▶ _What is required_:
Return the number of lines that include the string "screenshot", without any other text.

▶ _Exercise data_:
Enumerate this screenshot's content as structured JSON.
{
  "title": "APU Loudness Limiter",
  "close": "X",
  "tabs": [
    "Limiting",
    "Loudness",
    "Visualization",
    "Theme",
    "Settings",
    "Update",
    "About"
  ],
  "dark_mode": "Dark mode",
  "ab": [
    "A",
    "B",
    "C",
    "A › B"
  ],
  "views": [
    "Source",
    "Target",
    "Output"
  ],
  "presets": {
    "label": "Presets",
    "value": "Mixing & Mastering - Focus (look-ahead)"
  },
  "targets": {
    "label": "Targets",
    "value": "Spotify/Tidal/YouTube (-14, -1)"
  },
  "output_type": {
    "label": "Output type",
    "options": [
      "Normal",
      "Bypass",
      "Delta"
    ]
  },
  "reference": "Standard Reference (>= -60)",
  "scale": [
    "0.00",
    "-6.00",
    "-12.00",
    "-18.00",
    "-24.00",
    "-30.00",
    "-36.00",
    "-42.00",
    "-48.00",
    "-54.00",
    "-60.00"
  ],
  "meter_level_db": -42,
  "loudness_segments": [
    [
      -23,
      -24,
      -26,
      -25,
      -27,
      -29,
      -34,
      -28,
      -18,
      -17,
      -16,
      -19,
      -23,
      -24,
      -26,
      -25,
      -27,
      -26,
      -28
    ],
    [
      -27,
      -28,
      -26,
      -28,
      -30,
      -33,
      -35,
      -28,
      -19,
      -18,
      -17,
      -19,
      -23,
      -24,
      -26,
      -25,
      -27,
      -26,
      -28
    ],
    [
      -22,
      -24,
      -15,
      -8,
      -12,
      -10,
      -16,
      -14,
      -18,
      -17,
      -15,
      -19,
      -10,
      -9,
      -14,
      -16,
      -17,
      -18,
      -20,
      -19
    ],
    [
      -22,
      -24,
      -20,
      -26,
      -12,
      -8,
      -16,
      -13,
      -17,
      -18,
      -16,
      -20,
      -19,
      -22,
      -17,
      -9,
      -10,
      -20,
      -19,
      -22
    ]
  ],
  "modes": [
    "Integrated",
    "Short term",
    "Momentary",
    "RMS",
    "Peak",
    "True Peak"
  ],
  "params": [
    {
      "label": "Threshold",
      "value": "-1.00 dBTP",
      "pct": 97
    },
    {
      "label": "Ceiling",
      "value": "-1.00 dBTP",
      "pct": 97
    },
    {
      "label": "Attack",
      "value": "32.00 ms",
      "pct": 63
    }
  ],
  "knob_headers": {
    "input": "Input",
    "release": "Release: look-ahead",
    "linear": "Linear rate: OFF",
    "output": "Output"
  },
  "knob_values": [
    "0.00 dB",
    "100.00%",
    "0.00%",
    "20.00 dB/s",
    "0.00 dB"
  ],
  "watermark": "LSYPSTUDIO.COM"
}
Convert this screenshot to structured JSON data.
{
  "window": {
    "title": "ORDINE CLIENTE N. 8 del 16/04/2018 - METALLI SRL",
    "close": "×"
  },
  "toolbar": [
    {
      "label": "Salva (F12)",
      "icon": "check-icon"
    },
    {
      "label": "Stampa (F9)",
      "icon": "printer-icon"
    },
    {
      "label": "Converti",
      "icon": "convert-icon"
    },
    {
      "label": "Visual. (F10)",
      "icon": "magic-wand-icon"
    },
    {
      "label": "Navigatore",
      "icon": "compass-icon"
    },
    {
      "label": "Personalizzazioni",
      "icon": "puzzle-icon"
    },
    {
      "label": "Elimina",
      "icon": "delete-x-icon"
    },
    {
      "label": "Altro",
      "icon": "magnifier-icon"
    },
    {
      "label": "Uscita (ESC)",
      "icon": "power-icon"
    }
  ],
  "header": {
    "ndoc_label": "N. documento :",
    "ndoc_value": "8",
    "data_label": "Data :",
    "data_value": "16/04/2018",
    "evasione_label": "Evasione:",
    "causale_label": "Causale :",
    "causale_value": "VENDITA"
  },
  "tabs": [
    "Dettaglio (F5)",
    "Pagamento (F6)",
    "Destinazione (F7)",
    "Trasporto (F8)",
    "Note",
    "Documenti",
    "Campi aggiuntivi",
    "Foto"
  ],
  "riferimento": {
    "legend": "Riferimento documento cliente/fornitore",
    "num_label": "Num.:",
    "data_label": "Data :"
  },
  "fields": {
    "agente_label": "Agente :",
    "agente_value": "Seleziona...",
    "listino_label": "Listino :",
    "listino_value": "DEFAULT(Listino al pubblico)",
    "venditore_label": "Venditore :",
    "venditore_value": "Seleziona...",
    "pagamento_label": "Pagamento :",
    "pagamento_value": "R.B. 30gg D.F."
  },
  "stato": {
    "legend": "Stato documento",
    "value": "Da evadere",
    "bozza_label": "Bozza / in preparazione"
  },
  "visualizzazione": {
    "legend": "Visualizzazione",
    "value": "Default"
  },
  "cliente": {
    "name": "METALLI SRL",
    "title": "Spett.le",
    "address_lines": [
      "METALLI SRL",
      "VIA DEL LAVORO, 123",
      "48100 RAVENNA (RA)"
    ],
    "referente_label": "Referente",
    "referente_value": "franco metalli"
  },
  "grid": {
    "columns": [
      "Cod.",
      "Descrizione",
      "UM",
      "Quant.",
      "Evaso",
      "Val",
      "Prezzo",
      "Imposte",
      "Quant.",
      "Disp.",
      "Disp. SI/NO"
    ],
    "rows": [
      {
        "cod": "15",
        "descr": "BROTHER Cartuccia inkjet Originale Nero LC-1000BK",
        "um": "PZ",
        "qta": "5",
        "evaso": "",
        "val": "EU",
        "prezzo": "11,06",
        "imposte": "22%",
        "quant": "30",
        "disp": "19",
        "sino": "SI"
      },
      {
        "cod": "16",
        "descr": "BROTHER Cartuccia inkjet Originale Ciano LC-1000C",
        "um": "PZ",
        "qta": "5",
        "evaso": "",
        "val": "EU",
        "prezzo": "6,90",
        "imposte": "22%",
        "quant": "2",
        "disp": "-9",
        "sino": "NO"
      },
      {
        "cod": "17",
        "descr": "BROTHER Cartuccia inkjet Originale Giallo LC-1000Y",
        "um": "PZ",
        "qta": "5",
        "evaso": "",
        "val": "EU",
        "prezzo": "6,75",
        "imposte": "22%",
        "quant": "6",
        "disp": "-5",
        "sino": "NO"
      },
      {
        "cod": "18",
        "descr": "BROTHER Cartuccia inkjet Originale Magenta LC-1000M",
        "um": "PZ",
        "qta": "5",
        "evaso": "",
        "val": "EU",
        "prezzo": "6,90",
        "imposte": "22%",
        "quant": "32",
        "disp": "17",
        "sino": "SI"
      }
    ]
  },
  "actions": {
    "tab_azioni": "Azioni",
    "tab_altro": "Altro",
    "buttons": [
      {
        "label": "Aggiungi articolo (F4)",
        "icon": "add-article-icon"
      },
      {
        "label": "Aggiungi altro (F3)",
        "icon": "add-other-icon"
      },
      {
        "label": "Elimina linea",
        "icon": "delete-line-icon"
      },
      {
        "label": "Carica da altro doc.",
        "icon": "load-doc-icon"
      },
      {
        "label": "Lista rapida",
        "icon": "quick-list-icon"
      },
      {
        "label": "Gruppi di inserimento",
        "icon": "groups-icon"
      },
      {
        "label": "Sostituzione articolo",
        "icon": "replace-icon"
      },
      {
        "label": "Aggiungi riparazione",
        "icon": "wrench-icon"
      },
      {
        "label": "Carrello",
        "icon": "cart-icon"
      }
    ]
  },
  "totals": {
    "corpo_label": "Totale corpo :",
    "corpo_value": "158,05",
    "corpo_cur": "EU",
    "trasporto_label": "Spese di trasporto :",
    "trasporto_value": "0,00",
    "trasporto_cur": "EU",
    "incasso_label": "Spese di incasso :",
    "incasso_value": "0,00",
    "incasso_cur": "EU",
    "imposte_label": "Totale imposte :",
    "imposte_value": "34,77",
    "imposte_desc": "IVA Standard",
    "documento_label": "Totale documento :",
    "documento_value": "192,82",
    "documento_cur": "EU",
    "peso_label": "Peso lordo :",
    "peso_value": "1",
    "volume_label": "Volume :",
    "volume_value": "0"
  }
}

▶ _Exercise solution_:
2